-- BEGIN --

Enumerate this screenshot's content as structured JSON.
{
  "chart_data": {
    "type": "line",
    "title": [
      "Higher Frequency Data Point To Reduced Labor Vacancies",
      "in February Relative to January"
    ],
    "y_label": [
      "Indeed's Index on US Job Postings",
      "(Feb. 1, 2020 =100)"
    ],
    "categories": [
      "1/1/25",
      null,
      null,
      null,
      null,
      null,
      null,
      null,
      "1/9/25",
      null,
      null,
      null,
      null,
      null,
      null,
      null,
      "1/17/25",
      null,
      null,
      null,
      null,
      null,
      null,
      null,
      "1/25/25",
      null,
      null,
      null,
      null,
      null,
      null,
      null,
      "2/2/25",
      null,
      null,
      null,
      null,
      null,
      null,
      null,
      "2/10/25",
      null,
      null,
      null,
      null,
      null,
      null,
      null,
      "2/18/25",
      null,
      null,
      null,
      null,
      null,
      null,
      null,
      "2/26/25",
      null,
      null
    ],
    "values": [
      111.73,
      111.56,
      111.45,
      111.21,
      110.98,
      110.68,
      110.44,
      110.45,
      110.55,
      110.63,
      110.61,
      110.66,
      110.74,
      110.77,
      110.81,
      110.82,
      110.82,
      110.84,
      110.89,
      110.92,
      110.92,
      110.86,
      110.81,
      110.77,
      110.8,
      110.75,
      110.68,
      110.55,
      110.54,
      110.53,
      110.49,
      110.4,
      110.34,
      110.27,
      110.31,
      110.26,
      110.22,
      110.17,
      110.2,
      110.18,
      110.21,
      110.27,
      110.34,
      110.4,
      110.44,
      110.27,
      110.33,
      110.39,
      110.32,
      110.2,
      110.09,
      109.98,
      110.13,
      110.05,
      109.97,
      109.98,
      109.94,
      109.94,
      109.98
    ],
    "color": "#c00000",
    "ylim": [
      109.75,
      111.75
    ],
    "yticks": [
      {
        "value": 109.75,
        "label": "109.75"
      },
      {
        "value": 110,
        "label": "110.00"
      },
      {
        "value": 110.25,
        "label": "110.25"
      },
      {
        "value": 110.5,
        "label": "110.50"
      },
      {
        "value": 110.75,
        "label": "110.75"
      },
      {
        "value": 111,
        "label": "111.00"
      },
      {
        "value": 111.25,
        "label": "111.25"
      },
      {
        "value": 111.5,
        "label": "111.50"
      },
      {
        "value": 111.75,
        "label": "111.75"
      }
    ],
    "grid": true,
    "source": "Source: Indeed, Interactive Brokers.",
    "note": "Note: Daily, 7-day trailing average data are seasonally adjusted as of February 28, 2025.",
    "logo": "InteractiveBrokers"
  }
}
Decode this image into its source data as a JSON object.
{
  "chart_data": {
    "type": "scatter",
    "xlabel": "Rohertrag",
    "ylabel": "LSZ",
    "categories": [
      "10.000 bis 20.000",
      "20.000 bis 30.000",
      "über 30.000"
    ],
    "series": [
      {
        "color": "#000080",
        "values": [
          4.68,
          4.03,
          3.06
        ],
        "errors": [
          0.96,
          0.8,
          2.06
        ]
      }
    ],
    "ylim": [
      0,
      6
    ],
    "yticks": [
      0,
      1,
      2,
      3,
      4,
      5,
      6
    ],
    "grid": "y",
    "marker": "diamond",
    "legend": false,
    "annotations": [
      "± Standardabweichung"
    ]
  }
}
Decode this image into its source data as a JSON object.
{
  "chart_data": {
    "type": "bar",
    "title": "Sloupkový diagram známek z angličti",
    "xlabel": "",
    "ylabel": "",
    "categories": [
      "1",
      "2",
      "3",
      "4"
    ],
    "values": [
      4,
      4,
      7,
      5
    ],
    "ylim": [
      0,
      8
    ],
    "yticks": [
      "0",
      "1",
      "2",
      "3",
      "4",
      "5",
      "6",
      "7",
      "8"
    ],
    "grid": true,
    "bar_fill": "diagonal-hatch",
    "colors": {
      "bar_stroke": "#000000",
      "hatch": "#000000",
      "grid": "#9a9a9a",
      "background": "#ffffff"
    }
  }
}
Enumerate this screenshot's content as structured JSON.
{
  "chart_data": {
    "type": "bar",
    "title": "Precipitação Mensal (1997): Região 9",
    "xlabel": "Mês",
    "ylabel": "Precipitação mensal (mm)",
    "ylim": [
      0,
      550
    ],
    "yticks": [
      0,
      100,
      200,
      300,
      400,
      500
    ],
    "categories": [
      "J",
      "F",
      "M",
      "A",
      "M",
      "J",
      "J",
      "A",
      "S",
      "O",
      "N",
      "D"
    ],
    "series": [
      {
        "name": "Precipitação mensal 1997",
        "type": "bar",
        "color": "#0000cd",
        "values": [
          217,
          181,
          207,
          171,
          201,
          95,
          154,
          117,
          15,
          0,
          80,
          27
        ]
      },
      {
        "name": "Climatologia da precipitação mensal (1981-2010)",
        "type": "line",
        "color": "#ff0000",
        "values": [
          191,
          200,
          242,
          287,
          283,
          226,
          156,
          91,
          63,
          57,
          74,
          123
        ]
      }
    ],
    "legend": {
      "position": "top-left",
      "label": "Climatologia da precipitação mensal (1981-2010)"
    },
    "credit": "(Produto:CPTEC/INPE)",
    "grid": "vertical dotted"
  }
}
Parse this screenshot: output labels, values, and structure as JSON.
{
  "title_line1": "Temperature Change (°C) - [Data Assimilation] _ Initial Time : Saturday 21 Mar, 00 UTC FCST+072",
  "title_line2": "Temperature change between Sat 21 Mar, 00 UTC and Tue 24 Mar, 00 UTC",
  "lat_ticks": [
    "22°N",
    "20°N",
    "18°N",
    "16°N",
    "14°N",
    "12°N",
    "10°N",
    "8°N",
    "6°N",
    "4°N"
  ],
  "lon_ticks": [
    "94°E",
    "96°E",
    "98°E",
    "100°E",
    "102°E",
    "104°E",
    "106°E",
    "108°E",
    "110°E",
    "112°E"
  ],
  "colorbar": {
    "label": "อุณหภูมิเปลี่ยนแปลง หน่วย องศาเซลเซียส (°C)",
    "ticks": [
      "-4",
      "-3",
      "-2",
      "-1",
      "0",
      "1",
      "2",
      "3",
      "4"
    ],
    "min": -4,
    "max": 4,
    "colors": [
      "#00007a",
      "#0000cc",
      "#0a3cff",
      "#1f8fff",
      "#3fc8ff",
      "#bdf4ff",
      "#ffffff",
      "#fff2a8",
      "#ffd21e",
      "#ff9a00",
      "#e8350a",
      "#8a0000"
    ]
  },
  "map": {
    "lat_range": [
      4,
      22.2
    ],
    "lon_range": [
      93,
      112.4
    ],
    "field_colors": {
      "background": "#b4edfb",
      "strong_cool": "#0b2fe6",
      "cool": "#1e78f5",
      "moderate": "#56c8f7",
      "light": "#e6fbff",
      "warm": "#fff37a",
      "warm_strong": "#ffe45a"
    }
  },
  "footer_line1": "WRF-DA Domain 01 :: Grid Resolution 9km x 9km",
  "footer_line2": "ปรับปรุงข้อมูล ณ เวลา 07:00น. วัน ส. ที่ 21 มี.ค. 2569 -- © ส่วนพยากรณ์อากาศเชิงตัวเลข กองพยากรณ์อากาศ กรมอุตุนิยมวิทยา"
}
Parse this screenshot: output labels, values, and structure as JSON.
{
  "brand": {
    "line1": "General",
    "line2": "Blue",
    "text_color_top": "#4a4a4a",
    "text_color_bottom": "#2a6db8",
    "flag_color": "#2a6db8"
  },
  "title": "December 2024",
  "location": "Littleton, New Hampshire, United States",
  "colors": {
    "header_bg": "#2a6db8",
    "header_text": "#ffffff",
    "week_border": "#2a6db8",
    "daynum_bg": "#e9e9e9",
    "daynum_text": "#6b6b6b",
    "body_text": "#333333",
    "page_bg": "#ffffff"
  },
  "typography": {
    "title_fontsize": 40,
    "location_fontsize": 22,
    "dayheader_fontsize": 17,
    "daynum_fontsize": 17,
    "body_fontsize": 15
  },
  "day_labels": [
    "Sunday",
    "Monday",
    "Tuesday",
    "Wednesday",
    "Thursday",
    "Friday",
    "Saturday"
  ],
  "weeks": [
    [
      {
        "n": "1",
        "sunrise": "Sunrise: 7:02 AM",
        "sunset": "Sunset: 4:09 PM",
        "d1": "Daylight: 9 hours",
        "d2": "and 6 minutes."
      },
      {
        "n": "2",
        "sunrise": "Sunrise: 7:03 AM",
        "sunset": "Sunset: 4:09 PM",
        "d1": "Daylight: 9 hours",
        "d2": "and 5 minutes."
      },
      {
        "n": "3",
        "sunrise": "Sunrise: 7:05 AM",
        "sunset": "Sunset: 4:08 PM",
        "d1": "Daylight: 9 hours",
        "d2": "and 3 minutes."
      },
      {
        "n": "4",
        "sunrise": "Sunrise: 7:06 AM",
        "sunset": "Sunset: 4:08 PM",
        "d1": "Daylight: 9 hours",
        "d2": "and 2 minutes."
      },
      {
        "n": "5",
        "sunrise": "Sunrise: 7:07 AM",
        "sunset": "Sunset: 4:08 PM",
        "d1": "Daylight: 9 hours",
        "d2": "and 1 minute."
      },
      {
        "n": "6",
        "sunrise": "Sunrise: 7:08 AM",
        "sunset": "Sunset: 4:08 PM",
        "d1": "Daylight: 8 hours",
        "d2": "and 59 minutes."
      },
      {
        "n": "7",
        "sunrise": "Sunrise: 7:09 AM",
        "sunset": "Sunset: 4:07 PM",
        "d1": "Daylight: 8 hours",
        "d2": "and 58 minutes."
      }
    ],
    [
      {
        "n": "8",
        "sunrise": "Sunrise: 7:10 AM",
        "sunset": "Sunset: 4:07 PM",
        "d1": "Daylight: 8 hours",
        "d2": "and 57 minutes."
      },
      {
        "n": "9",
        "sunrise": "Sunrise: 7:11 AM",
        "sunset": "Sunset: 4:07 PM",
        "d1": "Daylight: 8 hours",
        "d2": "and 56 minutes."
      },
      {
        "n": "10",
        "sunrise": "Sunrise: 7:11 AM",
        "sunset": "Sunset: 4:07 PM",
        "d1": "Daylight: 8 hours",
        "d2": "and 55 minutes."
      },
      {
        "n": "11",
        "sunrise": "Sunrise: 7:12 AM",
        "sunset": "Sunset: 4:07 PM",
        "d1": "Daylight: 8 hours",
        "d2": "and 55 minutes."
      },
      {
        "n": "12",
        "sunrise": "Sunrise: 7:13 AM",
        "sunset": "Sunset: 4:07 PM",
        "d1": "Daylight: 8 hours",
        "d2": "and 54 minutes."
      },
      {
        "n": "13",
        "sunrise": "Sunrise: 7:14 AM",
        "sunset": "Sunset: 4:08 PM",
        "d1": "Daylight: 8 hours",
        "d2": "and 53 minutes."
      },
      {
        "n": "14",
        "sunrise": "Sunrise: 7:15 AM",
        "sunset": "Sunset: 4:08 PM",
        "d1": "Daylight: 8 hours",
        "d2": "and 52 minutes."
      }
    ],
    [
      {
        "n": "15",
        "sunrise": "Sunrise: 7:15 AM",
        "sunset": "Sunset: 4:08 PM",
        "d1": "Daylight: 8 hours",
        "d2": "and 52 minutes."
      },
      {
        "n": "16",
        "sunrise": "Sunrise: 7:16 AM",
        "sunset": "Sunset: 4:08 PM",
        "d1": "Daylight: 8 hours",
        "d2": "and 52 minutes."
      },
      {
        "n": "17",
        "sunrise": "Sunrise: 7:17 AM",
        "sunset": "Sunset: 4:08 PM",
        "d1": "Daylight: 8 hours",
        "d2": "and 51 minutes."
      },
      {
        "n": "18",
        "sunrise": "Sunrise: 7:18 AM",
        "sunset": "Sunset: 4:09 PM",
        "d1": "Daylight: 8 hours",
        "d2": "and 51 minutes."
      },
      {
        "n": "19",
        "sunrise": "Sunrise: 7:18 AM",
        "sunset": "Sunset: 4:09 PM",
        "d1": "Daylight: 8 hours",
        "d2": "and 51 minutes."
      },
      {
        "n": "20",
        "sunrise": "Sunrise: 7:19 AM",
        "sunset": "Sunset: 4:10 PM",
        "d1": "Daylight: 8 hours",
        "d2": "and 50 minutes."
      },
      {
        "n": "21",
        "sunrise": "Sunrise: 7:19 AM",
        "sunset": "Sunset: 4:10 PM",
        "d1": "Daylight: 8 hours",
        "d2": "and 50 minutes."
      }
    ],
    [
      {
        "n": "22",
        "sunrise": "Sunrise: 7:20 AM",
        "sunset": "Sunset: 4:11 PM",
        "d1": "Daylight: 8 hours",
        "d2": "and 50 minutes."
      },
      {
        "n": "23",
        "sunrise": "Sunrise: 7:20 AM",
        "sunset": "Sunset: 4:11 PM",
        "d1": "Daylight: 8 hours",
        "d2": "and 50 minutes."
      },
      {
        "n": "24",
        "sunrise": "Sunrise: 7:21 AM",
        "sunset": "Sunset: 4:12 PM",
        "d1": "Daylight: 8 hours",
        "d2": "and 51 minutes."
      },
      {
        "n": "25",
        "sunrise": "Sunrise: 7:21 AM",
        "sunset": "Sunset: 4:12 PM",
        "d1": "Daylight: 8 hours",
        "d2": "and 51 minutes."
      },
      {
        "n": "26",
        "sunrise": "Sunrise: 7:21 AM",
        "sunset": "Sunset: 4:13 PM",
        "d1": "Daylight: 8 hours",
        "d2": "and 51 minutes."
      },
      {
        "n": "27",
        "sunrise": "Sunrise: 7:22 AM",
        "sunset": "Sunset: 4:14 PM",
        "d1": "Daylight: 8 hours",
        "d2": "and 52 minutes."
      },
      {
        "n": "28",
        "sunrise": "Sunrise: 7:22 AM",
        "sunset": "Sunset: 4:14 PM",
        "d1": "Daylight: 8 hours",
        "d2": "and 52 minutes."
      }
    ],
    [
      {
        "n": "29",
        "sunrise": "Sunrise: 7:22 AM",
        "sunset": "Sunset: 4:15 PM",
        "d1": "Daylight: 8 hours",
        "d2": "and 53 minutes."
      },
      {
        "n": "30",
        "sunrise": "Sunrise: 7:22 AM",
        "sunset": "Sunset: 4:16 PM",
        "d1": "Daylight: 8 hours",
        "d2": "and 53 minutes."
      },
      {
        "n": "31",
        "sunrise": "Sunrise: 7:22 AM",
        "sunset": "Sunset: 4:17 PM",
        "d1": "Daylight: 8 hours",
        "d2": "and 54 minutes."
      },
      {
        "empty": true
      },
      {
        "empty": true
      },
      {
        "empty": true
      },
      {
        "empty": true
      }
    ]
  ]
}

-- END --

§ **WORK TO COMPLETE**: Give every line of the material that includes the string "Temperature".

§ **REPLY TO THE TASK**:
  "title_line1": "Temperature Change (°C) - [Data Assimilation] _ Initial Time : Saturday 21 Mar, 00 UTC FCST+072",
  "title_line2": "Temperature change between Sat 21 Mar, 00 UTC and Tue 24 Mar, 00 UTC",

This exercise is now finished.